### WHAT THE TASK ASKS
Copy, in full, each line of the material that holds the word "sestavou".

### SUPPLIED MATERIAL
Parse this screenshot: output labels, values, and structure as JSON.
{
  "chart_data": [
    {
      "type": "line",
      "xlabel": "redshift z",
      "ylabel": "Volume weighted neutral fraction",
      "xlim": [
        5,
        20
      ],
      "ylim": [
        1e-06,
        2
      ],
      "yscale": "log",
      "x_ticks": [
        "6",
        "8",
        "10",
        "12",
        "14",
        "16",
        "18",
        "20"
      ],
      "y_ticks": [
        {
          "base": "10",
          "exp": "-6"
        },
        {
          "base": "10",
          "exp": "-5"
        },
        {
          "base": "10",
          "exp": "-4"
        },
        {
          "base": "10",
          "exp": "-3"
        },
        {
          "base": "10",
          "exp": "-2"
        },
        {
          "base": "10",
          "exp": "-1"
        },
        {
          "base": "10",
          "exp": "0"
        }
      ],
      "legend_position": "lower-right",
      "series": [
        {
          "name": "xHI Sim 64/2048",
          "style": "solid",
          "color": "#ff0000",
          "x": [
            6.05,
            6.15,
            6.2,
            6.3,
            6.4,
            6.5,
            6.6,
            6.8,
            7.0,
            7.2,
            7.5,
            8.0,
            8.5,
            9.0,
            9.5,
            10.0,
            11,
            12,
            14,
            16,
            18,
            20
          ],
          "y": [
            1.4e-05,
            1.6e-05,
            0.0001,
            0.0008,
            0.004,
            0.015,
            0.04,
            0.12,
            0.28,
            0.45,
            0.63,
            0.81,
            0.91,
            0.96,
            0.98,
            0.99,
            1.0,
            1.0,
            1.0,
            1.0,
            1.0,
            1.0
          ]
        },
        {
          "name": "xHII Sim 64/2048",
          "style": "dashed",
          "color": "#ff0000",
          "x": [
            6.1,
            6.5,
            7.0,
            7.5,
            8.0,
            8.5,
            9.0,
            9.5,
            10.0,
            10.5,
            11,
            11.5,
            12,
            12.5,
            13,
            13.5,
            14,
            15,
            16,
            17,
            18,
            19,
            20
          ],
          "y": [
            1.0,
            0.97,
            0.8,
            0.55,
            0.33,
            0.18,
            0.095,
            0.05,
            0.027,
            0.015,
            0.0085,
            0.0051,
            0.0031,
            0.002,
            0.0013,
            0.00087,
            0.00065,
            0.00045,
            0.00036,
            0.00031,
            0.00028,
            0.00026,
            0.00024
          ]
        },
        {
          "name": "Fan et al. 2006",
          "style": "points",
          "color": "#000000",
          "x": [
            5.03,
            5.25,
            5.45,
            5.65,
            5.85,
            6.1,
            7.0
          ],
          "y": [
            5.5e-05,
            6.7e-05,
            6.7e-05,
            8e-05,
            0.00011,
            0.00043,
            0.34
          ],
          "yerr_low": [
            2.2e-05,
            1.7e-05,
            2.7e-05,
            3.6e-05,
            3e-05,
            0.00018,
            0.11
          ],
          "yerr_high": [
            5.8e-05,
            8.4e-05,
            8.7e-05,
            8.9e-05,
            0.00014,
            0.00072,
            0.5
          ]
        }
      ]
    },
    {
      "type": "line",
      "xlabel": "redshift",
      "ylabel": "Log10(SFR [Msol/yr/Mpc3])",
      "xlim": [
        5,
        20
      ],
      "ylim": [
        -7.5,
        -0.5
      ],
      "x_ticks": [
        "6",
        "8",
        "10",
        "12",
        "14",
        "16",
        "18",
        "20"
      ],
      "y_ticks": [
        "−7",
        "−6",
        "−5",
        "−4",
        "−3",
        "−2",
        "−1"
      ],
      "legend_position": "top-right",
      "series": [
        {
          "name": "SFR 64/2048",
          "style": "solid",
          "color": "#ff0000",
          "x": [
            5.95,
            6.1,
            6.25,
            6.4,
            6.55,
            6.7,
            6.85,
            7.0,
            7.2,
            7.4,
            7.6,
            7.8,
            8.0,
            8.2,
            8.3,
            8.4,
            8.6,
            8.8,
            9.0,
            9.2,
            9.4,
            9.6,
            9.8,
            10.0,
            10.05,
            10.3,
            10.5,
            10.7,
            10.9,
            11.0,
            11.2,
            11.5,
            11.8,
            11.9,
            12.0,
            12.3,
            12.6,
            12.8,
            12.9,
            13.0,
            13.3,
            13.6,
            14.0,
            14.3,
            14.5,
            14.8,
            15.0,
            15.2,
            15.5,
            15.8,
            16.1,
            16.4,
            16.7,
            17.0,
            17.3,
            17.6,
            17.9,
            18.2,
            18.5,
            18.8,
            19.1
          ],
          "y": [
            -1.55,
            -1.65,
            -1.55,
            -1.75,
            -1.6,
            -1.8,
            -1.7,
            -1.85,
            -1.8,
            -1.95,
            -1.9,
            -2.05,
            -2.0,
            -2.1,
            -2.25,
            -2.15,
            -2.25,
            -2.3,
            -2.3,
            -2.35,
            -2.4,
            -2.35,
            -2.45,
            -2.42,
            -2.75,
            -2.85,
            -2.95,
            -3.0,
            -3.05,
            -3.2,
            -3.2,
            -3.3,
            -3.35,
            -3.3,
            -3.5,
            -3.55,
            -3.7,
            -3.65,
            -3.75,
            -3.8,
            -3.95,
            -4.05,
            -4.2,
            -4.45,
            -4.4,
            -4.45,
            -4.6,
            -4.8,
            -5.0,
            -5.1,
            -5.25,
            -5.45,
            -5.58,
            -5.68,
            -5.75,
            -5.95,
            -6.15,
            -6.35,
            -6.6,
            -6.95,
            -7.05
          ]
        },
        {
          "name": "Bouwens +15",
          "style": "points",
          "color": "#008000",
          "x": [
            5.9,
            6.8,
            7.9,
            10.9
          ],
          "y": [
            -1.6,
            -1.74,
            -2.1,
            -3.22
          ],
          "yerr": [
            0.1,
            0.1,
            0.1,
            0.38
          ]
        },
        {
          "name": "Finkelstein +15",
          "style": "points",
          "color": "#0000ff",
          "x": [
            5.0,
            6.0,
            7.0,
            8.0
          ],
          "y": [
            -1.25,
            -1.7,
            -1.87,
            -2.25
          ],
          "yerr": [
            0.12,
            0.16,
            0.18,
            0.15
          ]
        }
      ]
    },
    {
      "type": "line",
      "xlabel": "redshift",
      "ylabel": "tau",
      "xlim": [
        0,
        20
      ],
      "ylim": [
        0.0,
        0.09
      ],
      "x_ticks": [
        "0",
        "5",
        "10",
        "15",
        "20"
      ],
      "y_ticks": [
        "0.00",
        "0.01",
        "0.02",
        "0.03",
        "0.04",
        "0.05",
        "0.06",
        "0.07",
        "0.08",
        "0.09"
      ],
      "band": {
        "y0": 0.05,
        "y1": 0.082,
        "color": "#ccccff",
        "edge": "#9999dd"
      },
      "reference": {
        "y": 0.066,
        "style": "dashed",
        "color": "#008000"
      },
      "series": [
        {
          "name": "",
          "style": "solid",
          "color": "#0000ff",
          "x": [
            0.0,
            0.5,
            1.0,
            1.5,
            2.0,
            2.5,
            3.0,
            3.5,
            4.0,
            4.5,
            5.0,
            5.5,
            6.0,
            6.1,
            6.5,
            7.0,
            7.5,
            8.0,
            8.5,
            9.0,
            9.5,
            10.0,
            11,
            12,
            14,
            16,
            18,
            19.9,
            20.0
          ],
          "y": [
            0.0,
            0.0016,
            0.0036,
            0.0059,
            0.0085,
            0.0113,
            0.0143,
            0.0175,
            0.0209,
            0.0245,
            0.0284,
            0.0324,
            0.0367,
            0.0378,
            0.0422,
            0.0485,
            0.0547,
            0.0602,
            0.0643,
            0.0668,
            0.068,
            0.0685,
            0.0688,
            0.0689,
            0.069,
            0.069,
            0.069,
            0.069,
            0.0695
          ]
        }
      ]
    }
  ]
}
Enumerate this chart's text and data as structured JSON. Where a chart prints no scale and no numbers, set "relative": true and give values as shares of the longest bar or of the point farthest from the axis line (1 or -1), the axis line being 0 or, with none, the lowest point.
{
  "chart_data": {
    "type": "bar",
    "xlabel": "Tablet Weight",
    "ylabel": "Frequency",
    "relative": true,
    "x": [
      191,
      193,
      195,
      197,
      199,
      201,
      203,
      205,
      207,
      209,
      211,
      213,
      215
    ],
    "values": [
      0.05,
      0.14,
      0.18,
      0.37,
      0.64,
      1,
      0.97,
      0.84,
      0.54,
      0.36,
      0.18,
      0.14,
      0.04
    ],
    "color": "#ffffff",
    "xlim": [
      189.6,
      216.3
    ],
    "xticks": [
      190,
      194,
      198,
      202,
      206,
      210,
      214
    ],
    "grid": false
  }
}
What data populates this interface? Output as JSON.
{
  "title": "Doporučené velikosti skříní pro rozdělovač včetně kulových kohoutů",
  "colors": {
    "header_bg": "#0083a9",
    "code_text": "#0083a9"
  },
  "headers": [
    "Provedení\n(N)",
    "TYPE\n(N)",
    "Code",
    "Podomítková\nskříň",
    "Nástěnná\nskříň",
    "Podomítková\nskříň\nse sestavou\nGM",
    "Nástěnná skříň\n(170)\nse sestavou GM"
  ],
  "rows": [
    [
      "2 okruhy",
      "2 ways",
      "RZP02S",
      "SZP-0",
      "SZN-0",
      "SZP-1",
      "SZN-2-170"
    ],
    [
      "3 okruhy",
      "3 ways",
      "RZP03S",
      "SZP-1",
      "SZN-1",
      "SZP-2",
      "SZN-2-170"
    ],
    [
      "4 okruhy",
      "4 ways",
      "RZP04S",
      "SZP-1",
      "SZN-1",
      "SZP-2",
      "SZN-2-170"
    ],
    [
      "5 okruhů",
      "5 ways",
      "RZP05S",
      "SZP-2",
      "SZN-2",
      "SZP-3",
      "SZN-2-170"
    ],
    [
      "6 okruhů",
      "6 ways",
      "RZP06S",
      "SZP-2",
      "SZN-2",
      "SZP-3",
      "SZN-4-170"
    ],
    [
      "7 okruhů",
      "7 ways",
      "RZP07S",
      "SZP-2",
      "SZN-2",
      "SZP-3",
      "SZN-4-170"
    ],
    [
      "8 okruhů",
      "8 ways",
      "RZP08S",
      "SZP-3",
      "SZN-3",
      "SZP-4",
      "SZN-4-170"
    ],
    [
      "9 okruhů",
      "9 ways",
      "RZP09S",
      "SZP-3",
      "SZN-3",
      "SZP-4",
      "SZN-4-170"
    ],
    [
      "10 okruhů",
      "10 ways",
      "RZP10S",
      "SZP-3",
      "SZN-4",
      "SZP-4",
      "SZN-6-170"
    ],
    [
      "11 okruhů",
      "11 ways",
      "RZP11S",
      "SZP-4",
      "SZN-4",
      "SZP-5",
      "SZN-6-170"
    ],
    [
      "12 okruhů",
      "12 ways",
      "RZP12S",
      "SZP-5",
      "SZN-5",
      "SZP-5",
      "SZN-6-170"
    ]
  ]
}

### EXPECTED ANSWER
    "Podomítková\nskříň\nse sestavou\nGM",
    "Nástěnná skříň\n(170)\nse sestavou GM"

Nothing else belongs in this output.